Write the records out again exactly, leaving no images in.
--------------------------------
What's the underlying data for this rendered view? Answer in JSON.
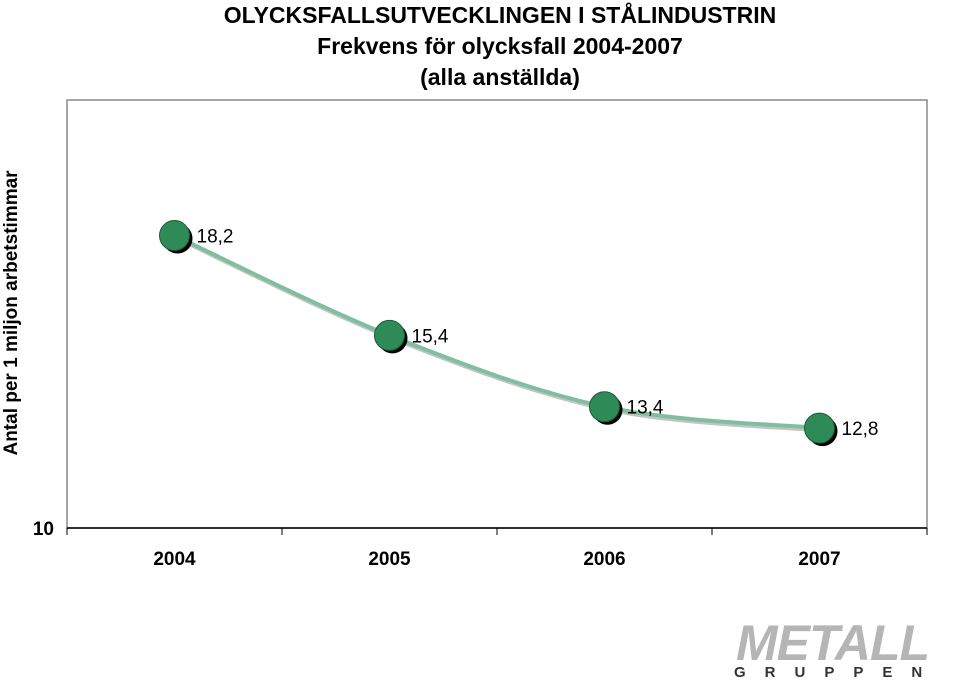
{
  "header": {
    "title": "OLYCKSFALLSUTVECKLINGEN I STÅLINDUSTRIN",
    "subtitle": "Frekvens för olycksfall 2004-2007",
    "subtitle2": "(alla anställda)"
  },
  "logo": {
    "main": "METALL",
    "sub": "GRUPPEN"
  },
  "colors": {
    "marker": "#2e8b57",
    "line": "#7fbf9f",
    "axis": "#000000"
  },
  "chart_data": {
    "type": "line",
    "ylabel": "Antal per 1 miljon arbetstimmar",
    "xlabel": "",
    "categories": [
      "2004",
      "2005",
      "2006",
      "2007"
    ],
    "values": [
      18.2,
      15.4,
      13.4,
      12.8
    ],
    "data_labels": [
      "18,2",
      "15,4",
      "13,4",
      "12,8"
    ],
    "y_tick_labels": [
      "10"
    ],
    "ylim": [
      10,
      22
    ],
    "grid": false,
    "legend": "none"
  }
}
--------------------------------
* **Output for this task**
What's the underlying data for this rendered view? Answer in JSON.
{
  "header": {
    "title": "OLYCKSFALLSUTVECKLINGEN I STÅLINDUSTRIN",
    "subtitle": "Frekvens för olycksfall 2004-2007",
    "subtitle2": "(alla anställda)"
  },
  "logo": {
    "main": "METALL",
    "sub": "GRUPPEN"
  },
  "colors": {
    "marker": "#2e8b57",
    "line": "#7fbf9f",
    "axis": "#000000"
  },
  "chart_data": {
    "type": "line",
    "ylabel": "Antal per 1 miljon arbetstimmar",
    "xlabel": "",
    "categories": [
      "2004",
      "2005",
      "2006",
      "2007"
    ],
    "values": [
      18.2,
      15.4,
      13.4,
      12.8
    ],
    "data_labels": [
      "18,2",
      "15,4",
      "13,4",
      "12,8"
    ],
    "y_tick_labels": [
      "10"
    ],
    "ylim": [
      10,
      22
    ],
    "grid": false,
    "legend": "none"
  }
}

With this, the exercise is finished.